== Exercise instructions ==
Each line containing the word "الإلكترونية" must be collected.

Extracted records
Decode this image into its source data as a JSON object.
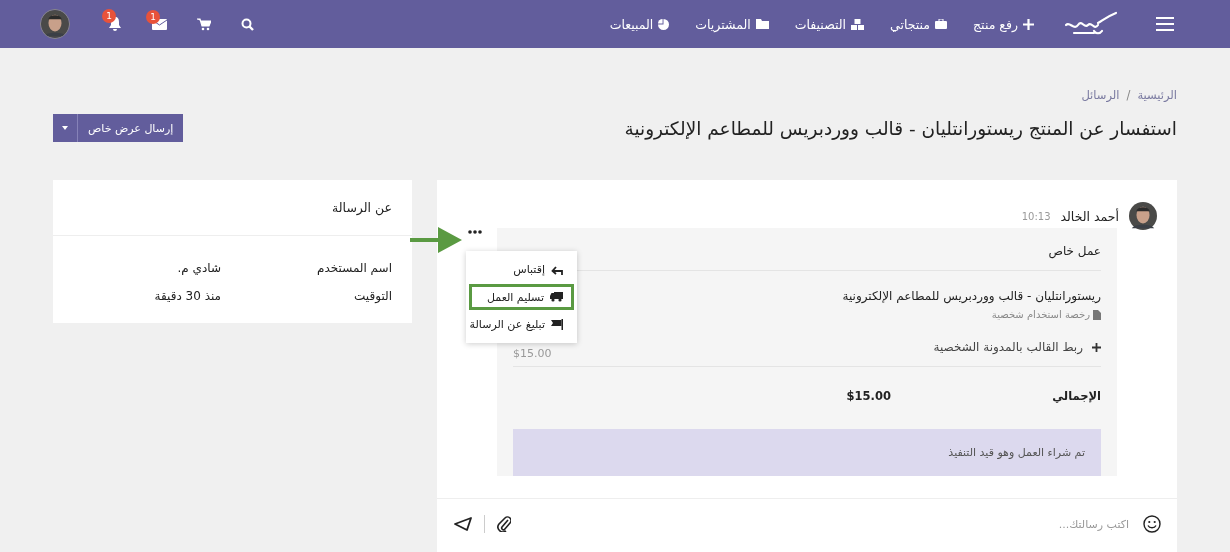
{
  "navbar": {
    "items": [
      {
        "kind": "upload",
        "label": "رفع منتج"
      },
      {
        "kind": "products",
        "label": "منتجاتي"
      },
      {
        "kind": "categories",
        "label": "التصنيفات"
      },
      {
        "kind": "purchases",
        "label": "المشتريات"
      },
      {
        "kind": "sales",
        "label": "المبيعات"
      }
    ],
    "actions": [
      {
        "kind": "search"
      },
      {
        "kind": "cart"
      },
      {
        "kind": "mail",
        "badge": "1"
      },
      {
        "kind": "bell",
        "badge": "1"
      }
    ]
  },
  "breadcrumb": {
    "items": [
      "الرئيسية",
      "الرسائل"
    ],
    "separator": "/"
  },
  "title": "استفسار عن المنتج ريستورانتليان - قالب ووردبريس للمطاعم الإلكترونية",
  "offer_button": "إرسال عرض خاص",
  "message": {
    "sender": "أحمد الخالد",
    "time": "10:13",
    "heading": "عمل خاص",
    "product": {
      "name": "ريستورانتليان - قالب ووردبريس للمطاعم الإلكترونية",
      "license": "رخصة استخدام شخصية"
    },
    "extra": {
      "name": "ربط القالب بالمدونة الشخصية",
      "price": "$15.00"
    },
    "total": {
      "label": "الإجمالي",
      "value": "$15.00"
    },
    "status": "تم شراء العمل وهو قيد التنفيذ"
  },
  "menu": [
    {
      "kind": "quote",
      "label": "إقتباس",
      "highlighted": false
    },
    {
      "kind": "deliver",
      "label": "تسليم العمل",
      "highlighted": true
    },
    {
      "kind": "report",
      "label": "تبليغ عن الرسالة",
      "highlighted": false
    }
  ],
  "composer": {
    "placeholder": "اكتب رسالتك..."
  },
  "sidebar": {
    "title": "عن الرسالة",
    "rows": [
      {
        "label": "اسم المستخدم",
        "value": "شادي م."
      },
      {
        "label": "التوقيت",
        "value": "منذ 30 دقيقة"
      }
    ]
  }
}
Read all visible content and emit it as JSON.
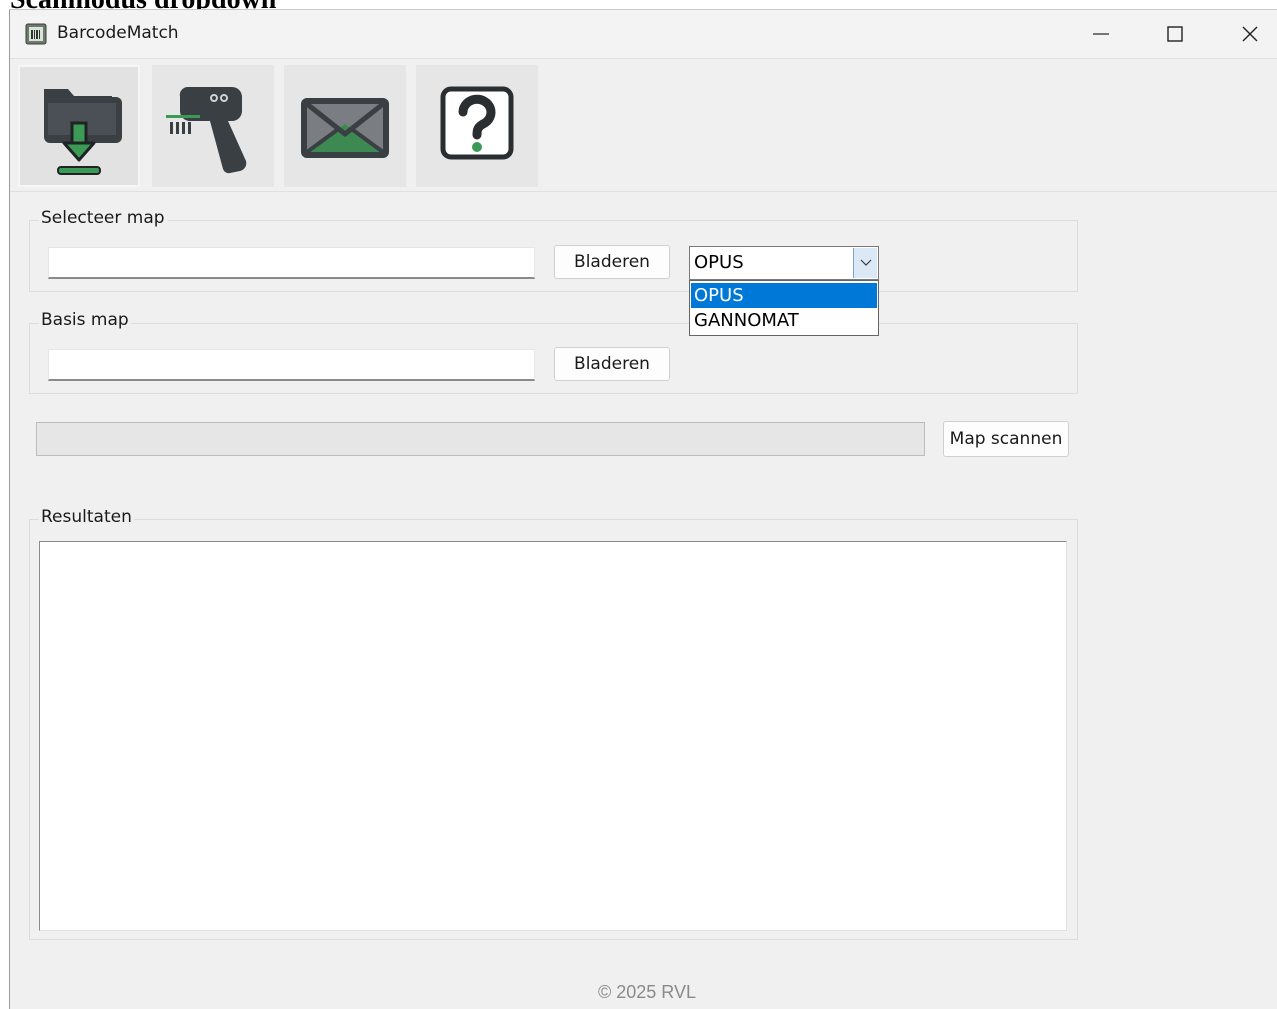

== Result of this task ==
  "title": "استفسار عن المنتج ريستورانتليان - قالب ووردبريس للمطاعم الإلكترونية",
      "name": "ريستورانتليان - قالب ووردبريس للمطاعم الإلكترونية",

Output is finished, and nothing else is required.